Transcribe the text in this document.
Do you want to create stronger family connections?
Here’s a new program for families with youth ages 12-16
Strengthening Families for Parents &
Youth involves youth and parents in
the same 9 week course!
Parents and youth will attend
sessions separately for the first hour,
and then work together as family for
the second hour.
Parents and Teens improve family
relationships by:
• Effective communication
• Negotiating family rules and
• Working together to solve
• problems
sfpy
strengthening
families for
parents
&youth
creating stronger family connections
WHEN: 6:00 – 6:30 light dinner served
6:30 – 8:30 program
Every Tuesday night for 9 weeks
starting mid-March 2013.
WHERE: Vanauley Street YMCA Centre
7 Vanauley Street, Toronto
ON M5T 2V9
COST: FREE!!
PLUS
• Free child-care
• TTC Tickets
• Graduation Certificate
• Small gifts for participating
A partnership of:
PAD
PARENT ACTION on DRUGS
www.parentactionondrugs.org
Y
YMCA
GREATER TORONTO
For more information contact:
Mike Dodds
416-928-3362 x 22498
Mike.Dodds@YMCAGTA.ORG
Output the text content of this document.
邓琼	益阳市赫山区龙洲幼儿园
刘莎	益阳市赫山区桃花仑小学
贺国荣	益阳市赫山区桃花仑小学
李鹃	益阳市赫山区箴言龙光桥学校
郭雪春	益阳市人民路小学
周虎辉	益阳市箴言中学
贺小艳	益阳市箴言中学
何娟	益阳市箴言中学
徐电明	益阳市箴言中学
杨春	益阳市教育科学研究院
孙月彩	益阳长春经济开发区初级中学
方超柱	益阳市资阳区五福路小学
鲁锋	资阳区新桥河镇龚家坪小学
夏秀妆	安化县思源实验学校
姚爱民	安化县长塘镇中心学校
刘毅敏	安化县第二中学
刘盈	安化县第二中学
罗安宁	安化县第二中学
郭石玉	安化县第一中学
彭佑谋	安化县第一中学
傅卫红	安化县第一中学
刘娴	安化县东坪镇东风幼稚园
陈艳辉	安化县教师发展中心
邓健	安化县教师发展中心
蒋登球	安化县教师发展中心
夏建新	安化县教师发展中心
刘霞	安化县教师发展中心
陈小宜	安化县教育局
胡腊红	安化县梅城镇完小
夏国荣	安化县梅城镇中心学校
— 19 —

++++++++++++++++++++

● Description of the task
Return all of the entries exactly as they were supplied.

● Exercise solution
Transcribe the text in this document.
Do you want to create stronger family connections?
Here’s a new program for families with youth ages 12-16
Strengthening Families for Parents &
Youth involves youth and parents in
the same 9 week course!
Parents and youth will attend
sessions separately for the first hour,
and then work together as family for
the second hour.
Parents and Teens improve family
relationships by:
• Effective communication
• Negotiating family rules and
• Working together to solve
• problems
sfpy
strengthening
families for
parents
&youth
creating stronger family connections
WHEN: 6:00 – 6:30 light dinner served
6:30 – 8:30 program
Every Tuesday night for 9 weeks
starting mid-March 2013.
WHERE: Vanauley Street YMCA Centre
7 Vanauley Street, Toronto
ON M5T 2V9
COST: FREE!!
PLUS
• Free child-care
• TTC Tickets
• Graduation Certificate
• Small gifts for participating
A partnership of:
PAD
PARENT ACTION on DRUGS
www.parentactionondrugs.org
Y
YMCA
GREATER TORONTO
For more information contact:
Mike Dodds
416-928-3362 x 22498
Mike.Dodds@YMCAGTA.ORG
Output the text content of this document.
邓琼	益阳市赫山区龙洲幼儿园
刘莎	益阳市赫山区桃花仑小学
贺国荣	益阳市赫山区桃花仑小学
李鹃	益阳市赫山区箴言龙光桥学校
郭雪春	益阳市人民路小学
周虎辉	益阳市箴言中学
贺小艳	益阳市箴言中学
何娟	益阳市箴言中学
徐电明	益阳市箴言中学
杨春	益阳市教育科学研究院
孙月彩	益阳长春经济开发区初级中学
方超柱	益阳市资阳区五福路小学
鲁锋	资阳区新桥河镇龚家坪小学
夏秀妆	安化县思源实验学校
姚爱民	安化县长塘镇中心学校
刘毅敏	安化县第二中学
刘盈	安化县第二中学
罗安宁	安化县第二中学
郭石玉	安化县第一中学
彭佑谋	安化县第一中学
傅卫红	安化县第一中学
刘娴	安化县东坪镇东风幼稚园
陈艳辉	安化县教师发展中心
邓健	安化县教师发展中心
蒋登球	安化县教师发展中心
夏建新	安化县教师发展中心
刘霞	安化县教师发展中心
陈小宜	安化县教育局
胡腊红	安化县梅城镇完小
夏国荣	安化县梅城镇中心学校
— 19 —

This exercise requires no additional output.